Problem requirements:
Find the lines with the string "نافع" and return them.

Information provided:
# # #

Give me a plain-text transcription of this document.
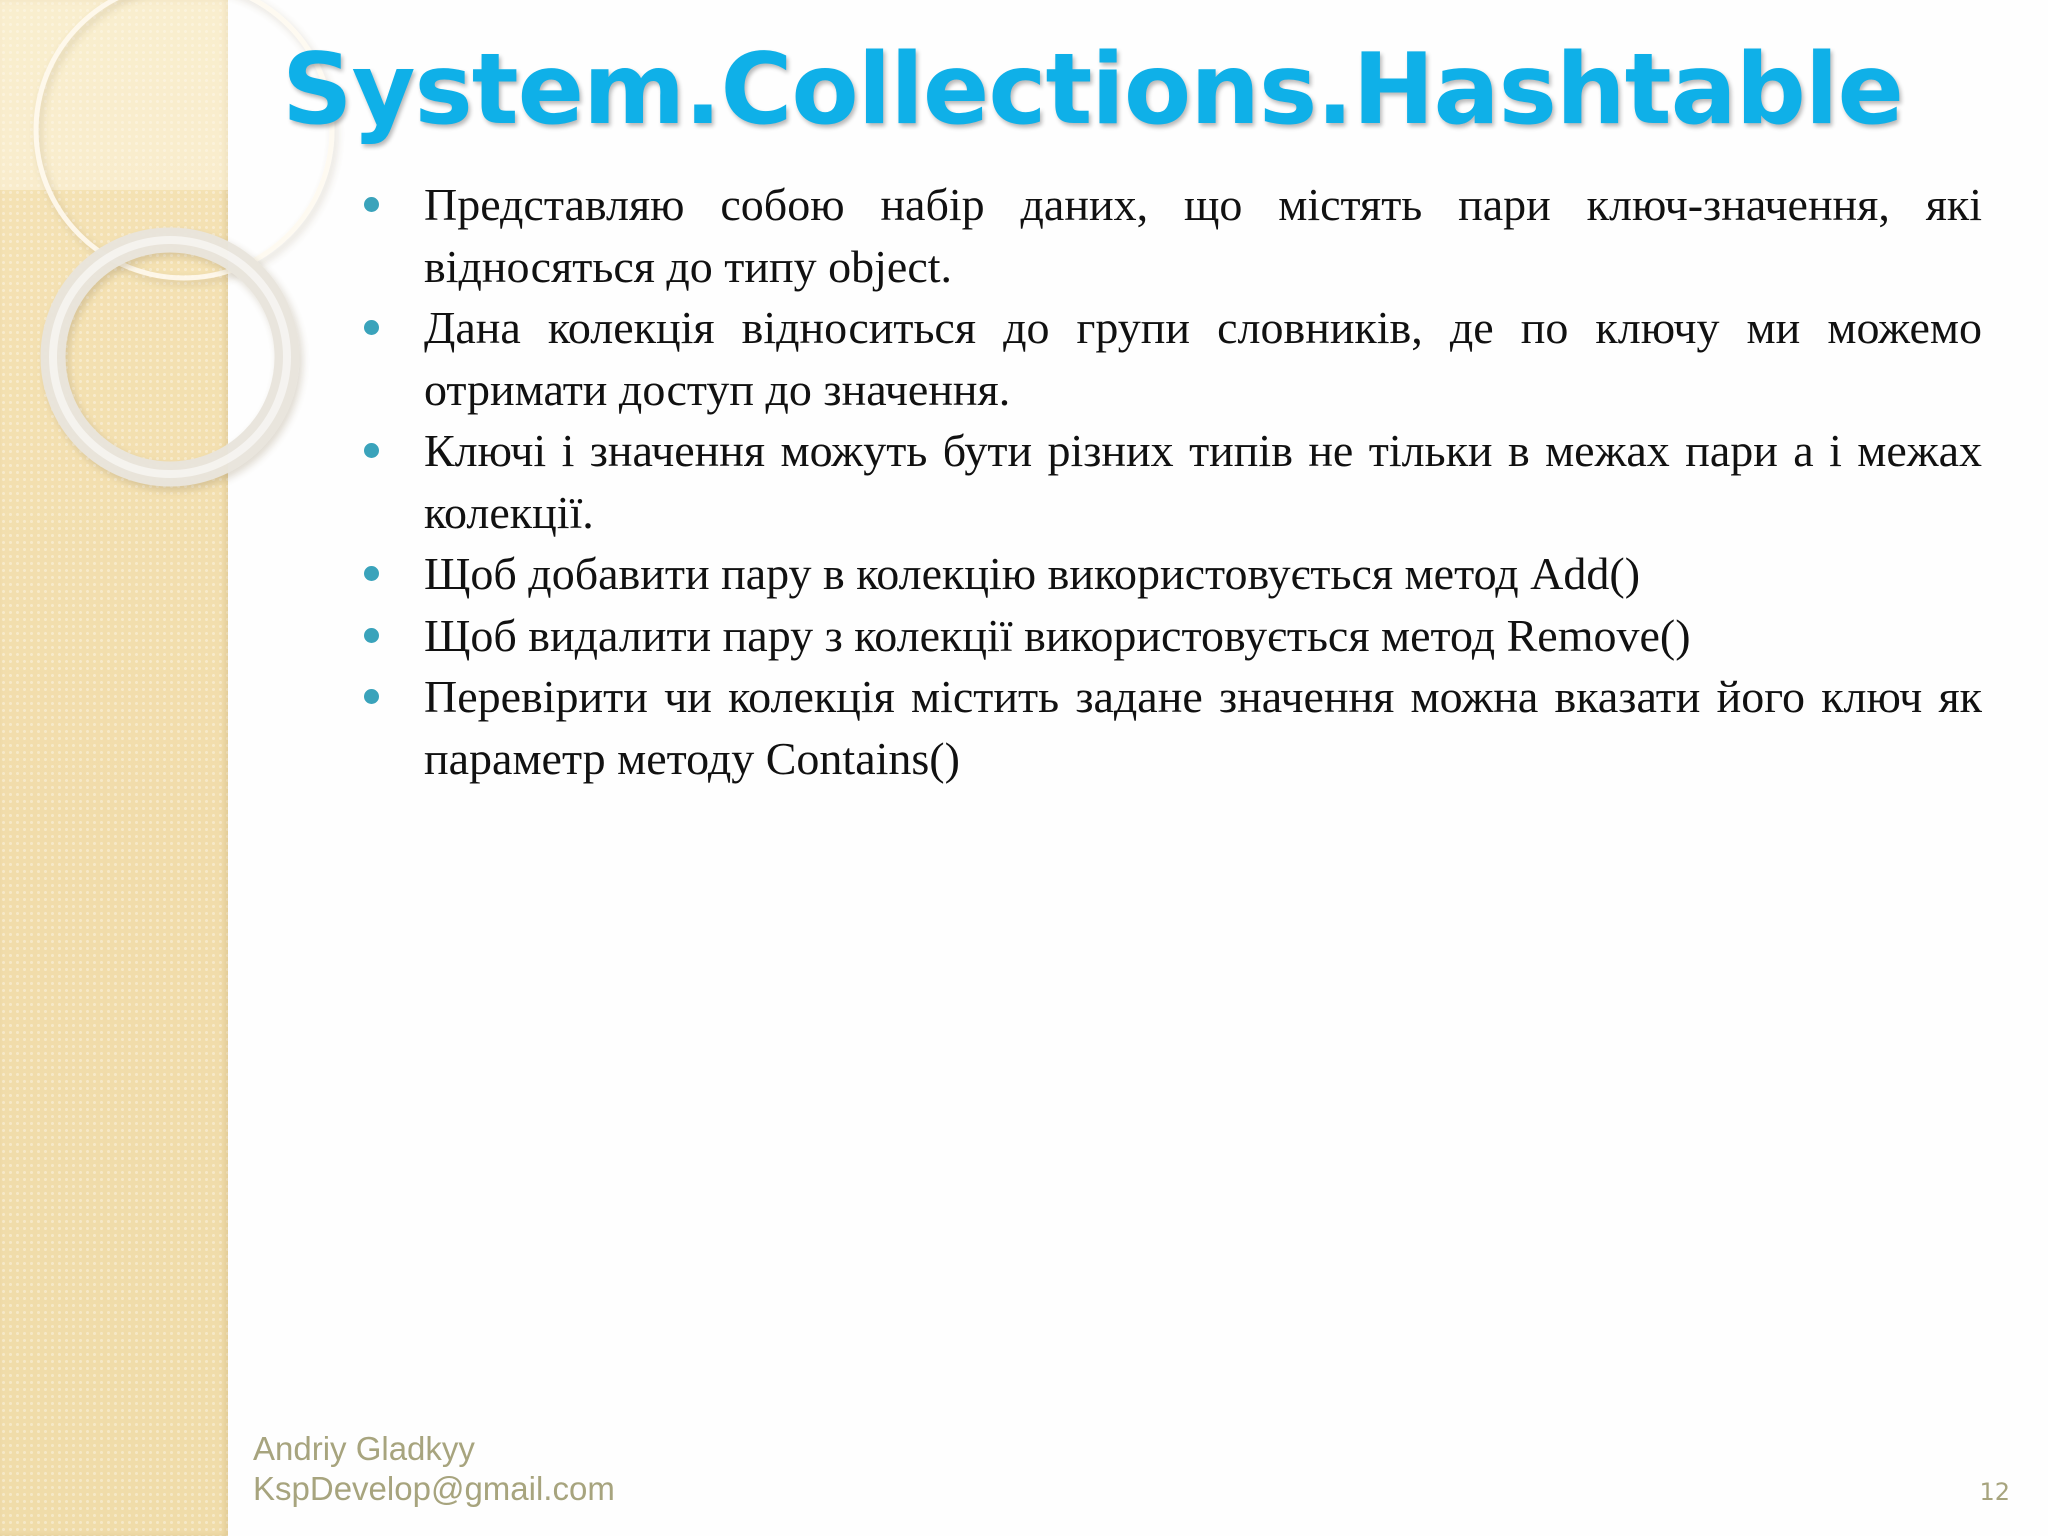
System.Collections.Hashtable
Представляю собою набір даних, що містять пари ключ-значення, які відносяться до типу object.
Дана колекція відноситься до групи словників, де по ключу ми можемо отримати доступ до значення.
Ключі і значення можуть бути різних типів не тільки в межах пари а і межах колекції.
Щоб добавити пару в колекцію використовується метод Add()
Щоб видалити пару з колекції використовується метод Remove()
Перевірити чи колекція містить задане значення можна вказати його ключ як параметр методу Contains()

Andriy Gladkyy

KspDevelop@gmail.com	12
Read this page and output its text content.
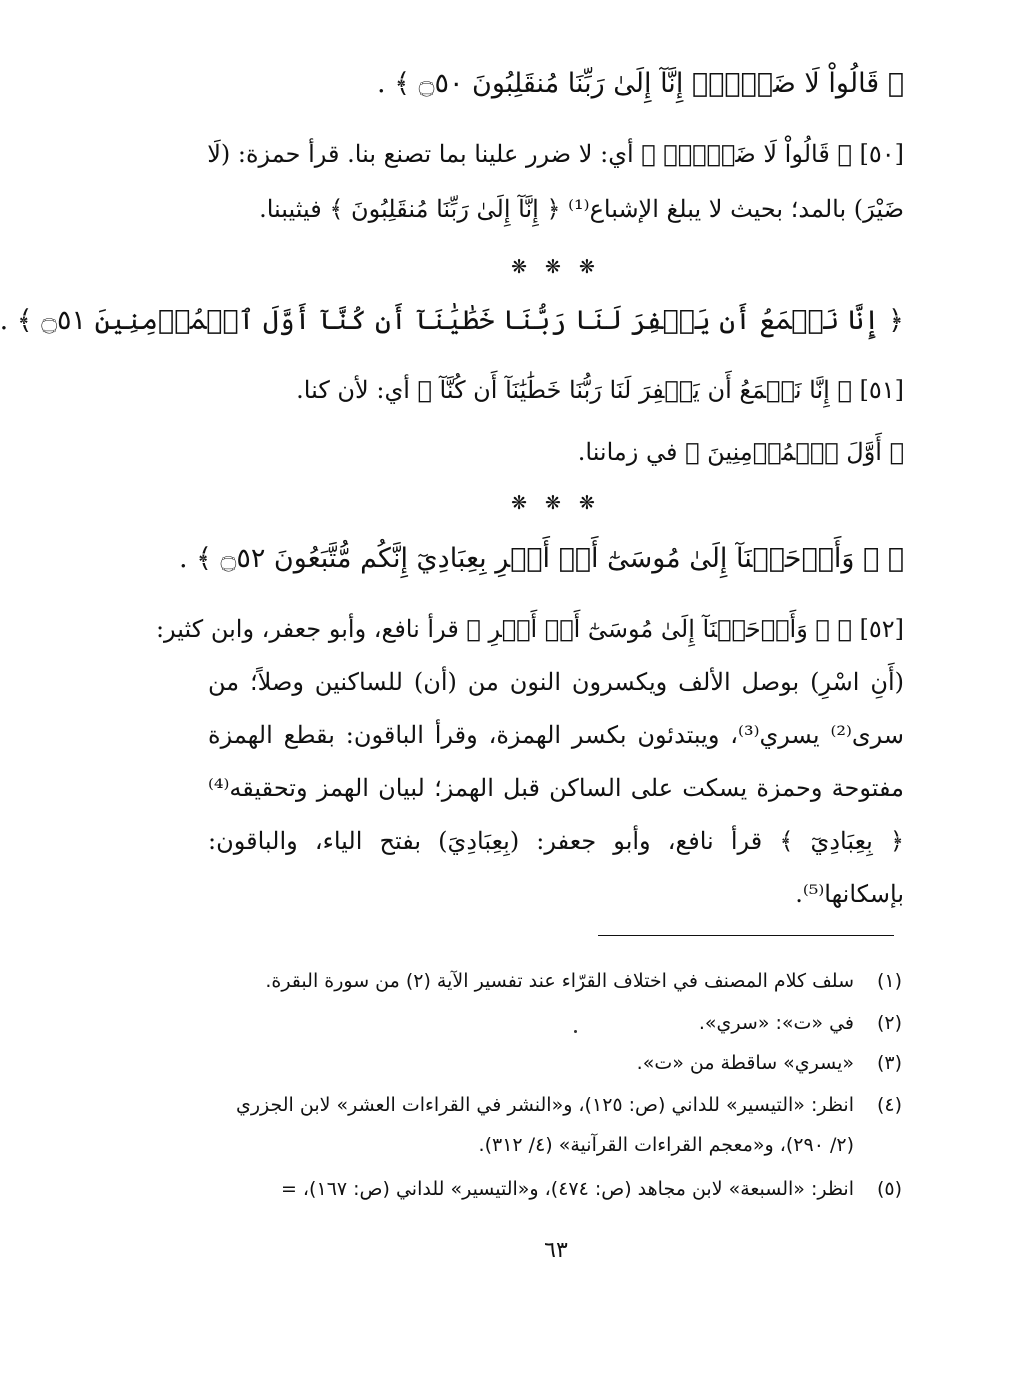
﴿ قَالُواْ لَا ضَيۡرَۖ إِنَّآ إِلَىٰ رَبِّنَا مُنقَلِبُونَ ۝٥٠ ﴾ .
[٥٠] ﴿ قَالُواْ لَا ضَيۡرَۖ ﴾ أي: لا ضرر علينا بما تصنع بنا. قرأ حمزة: (لَا
ضَيْرَ) بالمد؛ بحيث لا يبلغ الإشباع⁽¹⁾ ﴿ إِنَّآ إِلَىٰ رَبِّنَا مُنقَلِبُونَ ﴾ فيثيبنا.
❋ ❋ ❋
﴿ إِنَّا نَطۡمَعُ أَن يَغۡفِرَ لَنَا رَبُّنَا خَطَٰيَٰنَآ أَن كُنَّآ أَوَّلَ ٱلۡمُؤۡمِنِينَ ۝٥١ ﴾ .
[٥١] ﴿ إِنَّا نَطۡمَعُ أَن يَغۡفِرَ لَنَا رَبُّنَا خَطَٰيَٰنَآ أَن كُنَّآ ﴾ أي: لأن كنا.
﴿ أَوَّلَ ٱلۡمُؤۡمِنِينَ ﴾ في زماننا.
❋ ❋ ❋
﴿ ۞ وَأَوۡحَيۡنَآ إِلَىٰ مُوسَىٰٓ أَنۡ أَسۡرِ بِعِبَادِيٓ إِنَّكُم مُّتَّبَعُونَ ۝٥٢ ﴾ .
[٥٢] ﴿ ۞ وَأَوۡحَيۡنَآ إِلَىٰ مُوسَىٰٓ أَنۡ أَسۡرِ ﴾ قرأ نافع، وأبو جعفر، وابن كثير:
(أَنِ اسْرِ) بوصل الألف ويكسرون النون من (أن) للساكنين وصلاً؛ من
سرى⁽²⁾ يسري⁽³⁾، ويبتدئون بكسر الهمزة، وقرأ الباقون: بقطع الهمزة
مفتوحة وحمزة يسكت على الساكن قبل الهمز؛ لبيان الهمز وتحقيقه⁽⁴⁾
﴿ بِعِبَادِيٓ ﴾ قرأ نافع، وأبو جعفر: (بِعِبَادِيَ) بفتح الياء، والباقون:
بإسكانها⁽⁵⁾.
(١)سلف كلام المصنف في اختلاف القرّاء عند تفسير الآية (٢) من سورة البقرة.
(٢)في «ت»: «سري».
(٣)«يسري» ساقطة من «ت».
(٤)انظر: «التيسير» للداني (ص: ١٢٥)، و«النشر في القراءات العشر» لابن الجزري
(٢/ ٢٩٠)، و«معجم القراءات القرآنية» (٤/ ٣١٢).
(٥)انظر: «السبعة» لابن مجاهد (ص: ٤٧٤)، و«التيسير» للداني (ص: ١٦٧)، =
٦٣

# # #

Task answer:
[٥٢] ﴿ ۞ وَأَوۡحَيۡنَآ إِلَىٰ مُوسَىٰٓ أَنۡ أَسۡرِ ﴾ قرأ نافع، وأبو جعفر، وابن كثير:
﴿ بِعِبَادِيٓ ﴾ قرأ نافع، وأبو جعفر: (بِعِبَادِيَ) بفتح الياء، والباقون:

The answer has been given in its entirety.